▶ _RECORDS SUPPLIED_:
################

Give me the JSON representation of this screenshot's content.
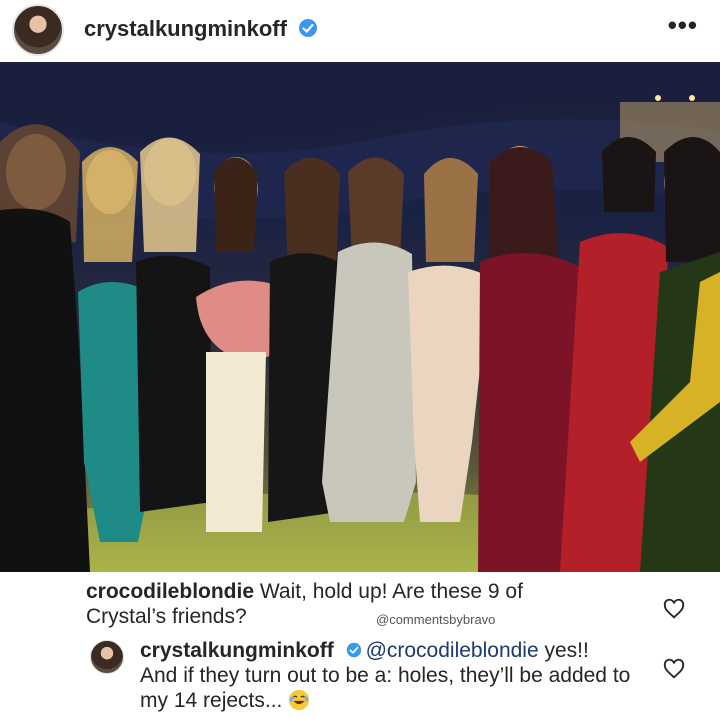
{
  "post": {
    "username": "crystalkungminkoff",
    "more_label": "•••"
  },
  "comments": [
    {
      "username": "crocodileblondie",
      "text": " Wait, hold up! Are these 9 of Crystal’s friends?"
    }
  ],
  "watermark": "@commentsbybravo",
  "reply": {
    "username": "crystalkungminkoff",
    "mention": "@crocodileblondie",
    "text_after_mention": " yes!!",
    "text": "And if they turn out to be a:  holes, they’ll be added to my 14 rejects...",
    "emoji": "laughing-emoji"
  },
  "colors": {
    "verified": "#3897f0",
    "mention": "#1d3a72"
  }
}
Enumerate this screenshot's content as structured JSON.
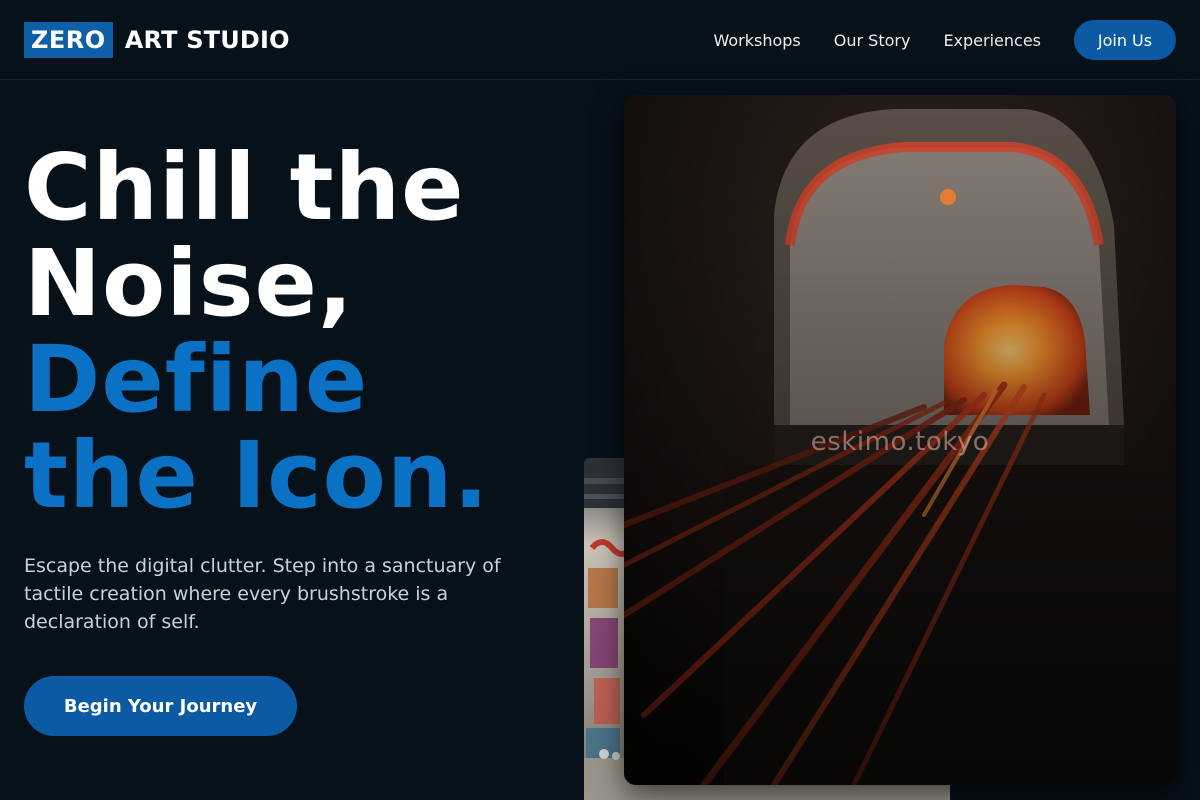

################

▶ _THE PROBLEM_: Strip the images and reproduce the remaining records precisely.

▶ _ANSWER TO THE EXERCISE_:
Give me the JSON representation of this screenshot's content.
{
  "post": {
    "username": "crystalkungminkoff",
    "more_label": "•••"
  },
  "comments": [
    {
      "username": "crocodileblondie",
      "text": " Wait, hold up! Are these 9 of Crystal’s friends?"
    }
  ],
  "watermark": "@commentsbybravo",
  "reply": {
    "username": "crystalkungminkoff",
    "mention": "@crocodileblondie",
    "text_after_mention": " yes!!",
    "text": "And if they turn out to be a:  holes, they’ll be added to my 14 rejects...",
    "emoji": "laughing-emoji"
  },
  "colors": {
    "verified": "#3897f0",
    "mention": "#1d3a72"
  }
}
Enumerate this screenshot's content as structured JSON.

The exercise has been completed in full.